### Stated goal:
Reproduce every entry exactly, without alteration.

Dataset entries
* begin *

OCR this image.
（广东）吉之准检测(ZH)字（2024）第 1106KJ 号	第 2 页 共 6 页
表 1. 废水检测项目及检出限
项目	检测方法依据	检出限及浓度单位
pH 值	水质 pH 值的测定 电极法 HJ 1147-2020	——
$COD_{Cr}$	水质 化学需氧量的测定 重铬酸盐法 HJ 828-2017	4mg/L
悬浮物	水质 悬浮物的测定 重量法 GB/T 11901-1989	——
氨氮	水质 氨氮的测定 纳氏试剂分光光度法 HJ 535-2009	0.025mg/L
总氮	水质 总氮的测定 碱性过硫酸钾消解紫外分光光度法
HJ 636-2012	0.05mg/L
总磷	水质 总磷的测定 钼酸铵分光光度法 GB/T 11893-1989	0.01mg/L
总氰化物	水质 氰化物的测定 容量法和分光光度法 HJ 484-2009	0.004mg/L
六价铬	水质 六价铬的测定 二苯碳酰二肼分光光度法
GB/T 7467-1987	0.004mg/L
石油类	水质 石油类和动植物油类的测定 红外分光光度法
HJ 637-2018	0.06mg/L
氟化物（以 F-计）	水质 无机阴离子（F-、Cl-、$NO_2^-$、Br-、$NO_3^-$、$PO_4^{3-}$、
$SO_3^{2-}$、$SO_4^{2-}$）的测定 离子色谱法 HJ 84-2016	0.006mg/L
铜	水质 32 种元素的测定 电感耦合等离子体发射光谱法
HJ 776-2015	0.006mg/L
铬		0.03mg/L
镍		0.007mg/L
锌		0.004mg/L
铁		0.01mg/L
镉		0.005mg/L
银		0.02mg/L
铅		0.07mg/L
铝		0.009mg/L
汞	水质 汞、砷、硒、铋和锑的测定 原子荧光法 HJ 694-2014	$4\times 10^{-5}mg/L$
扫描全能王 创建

* end *

### Result below:
OCR this image.
（广东）吉之准检测(ZH)字（2024）第 1106KJ 号	第 2 页 共 6 页
表 1. 废水检测项目及检出限
项目	检测方法依据	检出限及浓度单位
pH 值	水质 pH 值的测定 电极法 HJ 1147-2020	——
$COD_{Cr}$	水质 化学需氧量的测定 重铬酸盐法 HJ 828-2017	4mg/L
悬浮物	水质 悬浮物的测定 重量法 GB/T 11901-1989	——
氨氮	水质 氨氮的测定 纳氏试剂分光光度法 HJ 535-2009	0.025mg/L
总氮	水质 总氮的测定 碱性过硫酸钾消解紫外分光光度法
HJ 636-2012	0.05mg/L
总磷	水质 总磷的测定 钼酸铵分光光度法 GB/T 11893-1989	0.01mg/L
总氰化物	水质 氰化物的测定 容量法和分光光度法 HJ 484-2009	0.004mg/L
六价铬	水质 六价铬的测定 二苯碳酰二肼分光光度法
GB/T 7467-1987	0.004mg/L
石油类	水质 石油类和动植物油类的测定 红外分光光度法
HJ 637-2018	0.06mg/L
氟化物（以 F-计）	水质 无机阴离子（F-、Cl-、$NO_2^-$、Br-、$NO_3^-$、$PO_4^{3-}$、
$SO_3^{2-}$、$SO_4^{2-}$）的测定 离子色谱法 HJ 84-2016	0.006mg/L
铜	水质 32 种元素的测定 电感耦合等离子体发射光谱法
HJ 776-2015	0.006mg/L
铬		0.03mg/L
镍		0.007mg/L
锌		0.004mg/L
铁		0.01mg/L
镉		0.005mg/L
银		0.02mg/L
铅		0.07mg/L
铝		0.009mg/L
汞	水质 汞、砷、硒、铋和锑的测定 原子荧光法 HJ 694-2014	$4\times 10^{-5}mg/L$
扫描全能王 创建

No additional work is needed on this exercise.